▸ Exercise brief
Do any lines in the data below contain "color"? If so, copy every one of them.

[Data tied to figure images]
'''

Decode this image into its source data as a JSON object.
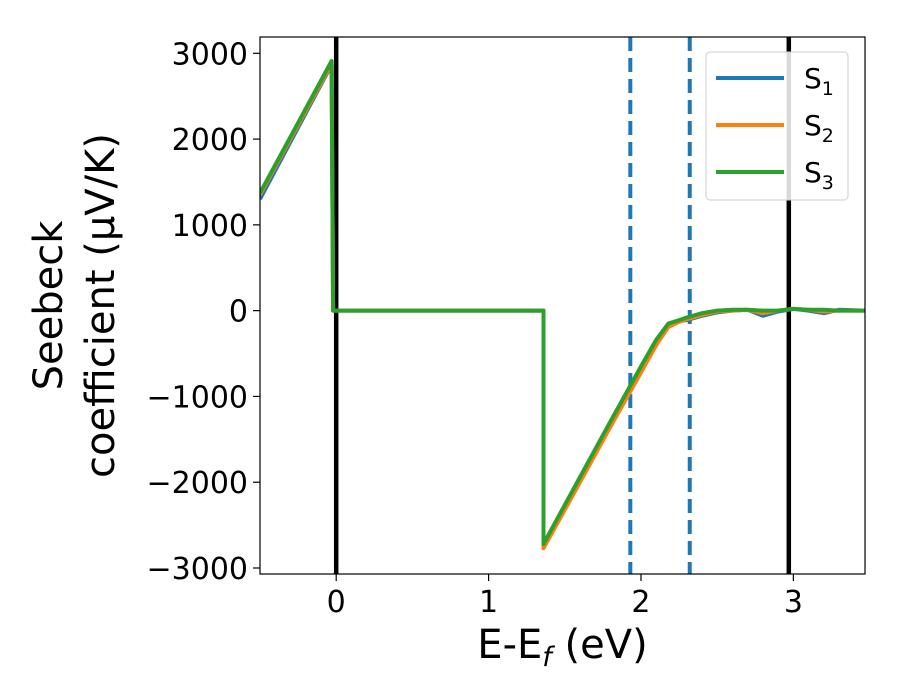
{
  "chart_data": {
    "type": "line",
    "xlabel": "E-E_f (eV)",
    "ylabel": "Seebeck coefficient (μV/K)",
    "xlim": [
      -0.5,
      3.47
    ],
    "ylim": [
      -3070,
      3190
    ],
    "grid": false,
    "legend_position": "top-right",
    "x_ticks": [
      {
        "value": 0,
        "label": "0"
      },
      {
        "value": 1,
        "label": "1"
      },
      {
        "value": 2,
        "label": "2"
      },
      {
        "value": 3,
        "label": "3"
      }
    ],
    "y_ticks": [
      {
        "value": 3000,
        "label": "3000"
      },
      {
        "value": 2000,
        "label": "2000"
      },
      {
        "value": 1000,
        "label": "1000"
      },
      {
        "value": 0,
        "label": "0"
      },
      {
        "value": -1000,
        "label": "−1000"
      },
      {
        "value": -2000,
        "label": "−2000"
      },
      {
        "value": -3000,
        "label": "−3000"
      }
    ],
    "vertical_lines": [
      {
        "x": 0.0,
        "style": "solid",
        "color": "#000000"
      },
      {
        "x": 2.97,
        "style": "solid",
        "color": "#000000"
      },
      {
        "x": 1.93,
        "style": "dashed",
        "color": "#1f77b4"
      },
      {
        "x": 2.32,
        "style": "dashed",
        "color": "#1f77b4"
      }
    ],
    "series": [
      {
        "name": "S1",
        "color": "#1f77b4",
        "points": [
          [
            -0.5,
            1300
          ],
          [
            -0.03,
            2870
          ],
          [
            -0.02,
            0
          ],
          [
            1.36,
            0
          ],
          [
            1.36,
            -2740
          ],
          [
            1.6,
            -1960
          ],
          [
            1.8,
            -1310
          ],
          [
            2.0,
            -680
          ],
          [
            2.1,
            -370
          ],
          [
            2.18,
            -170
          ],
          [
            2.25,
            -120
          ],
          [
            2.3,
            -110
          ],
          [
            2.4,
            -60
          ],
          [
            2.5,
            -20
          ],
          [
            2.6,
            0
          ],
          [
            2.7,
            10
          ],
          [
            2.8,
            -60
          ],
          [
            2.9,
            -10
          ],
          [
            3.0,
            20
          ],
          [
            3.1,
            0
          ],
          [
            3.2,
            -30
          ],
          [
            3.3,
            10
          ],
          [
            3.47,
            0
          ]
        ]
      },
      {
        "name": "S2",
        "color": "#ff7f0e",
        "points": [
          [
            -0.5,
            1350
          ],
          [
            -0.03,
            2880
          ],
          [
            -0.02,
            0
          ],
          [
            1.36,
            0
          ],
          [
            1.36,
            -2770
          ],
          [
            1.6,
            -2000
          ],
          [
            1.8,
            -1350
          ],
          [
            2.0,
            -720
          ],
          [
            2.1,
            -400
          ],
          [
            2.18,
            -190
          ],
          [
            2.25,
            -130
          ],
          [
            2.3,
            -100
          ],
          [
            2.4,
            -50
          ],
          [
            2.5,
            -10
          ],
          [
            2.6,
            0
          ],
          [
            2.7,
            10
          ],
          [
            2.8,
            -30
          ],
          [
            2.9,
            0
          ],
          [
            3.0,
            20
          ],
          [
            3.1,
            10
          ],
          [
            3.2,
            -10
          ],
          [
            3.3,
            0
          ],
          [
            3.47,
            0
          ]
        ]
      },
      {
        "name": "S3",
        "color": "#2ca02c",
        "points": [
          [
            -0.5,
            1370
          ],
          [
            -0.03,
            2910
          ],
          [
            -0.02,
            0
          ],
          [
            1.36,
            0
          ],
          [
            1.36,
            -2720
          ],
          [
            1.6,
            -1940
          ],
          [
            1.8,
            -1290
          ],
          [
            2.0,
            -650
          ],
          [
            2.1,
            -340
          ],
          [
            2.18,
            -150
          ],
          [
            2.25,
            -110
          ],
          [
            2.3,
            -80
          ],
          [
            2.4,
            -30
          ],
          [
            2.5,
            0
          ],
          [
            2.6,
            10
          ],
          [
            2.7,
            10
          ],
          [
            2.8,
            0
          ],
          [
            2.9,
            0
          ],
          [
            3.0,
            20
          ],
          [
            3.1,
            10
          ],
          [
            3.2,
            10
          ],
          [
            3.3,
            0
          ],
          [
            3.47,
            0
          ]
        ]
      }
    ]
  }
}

'''

▸ Solution to this task
        "color": "#000000"
        "color": "#000000"
        "color": "#1f77b4"
        "color": "#1f77b4"
        "color": "#1f77b4",
        "color": "#ff7f0e",
        "color": "#2ca02c",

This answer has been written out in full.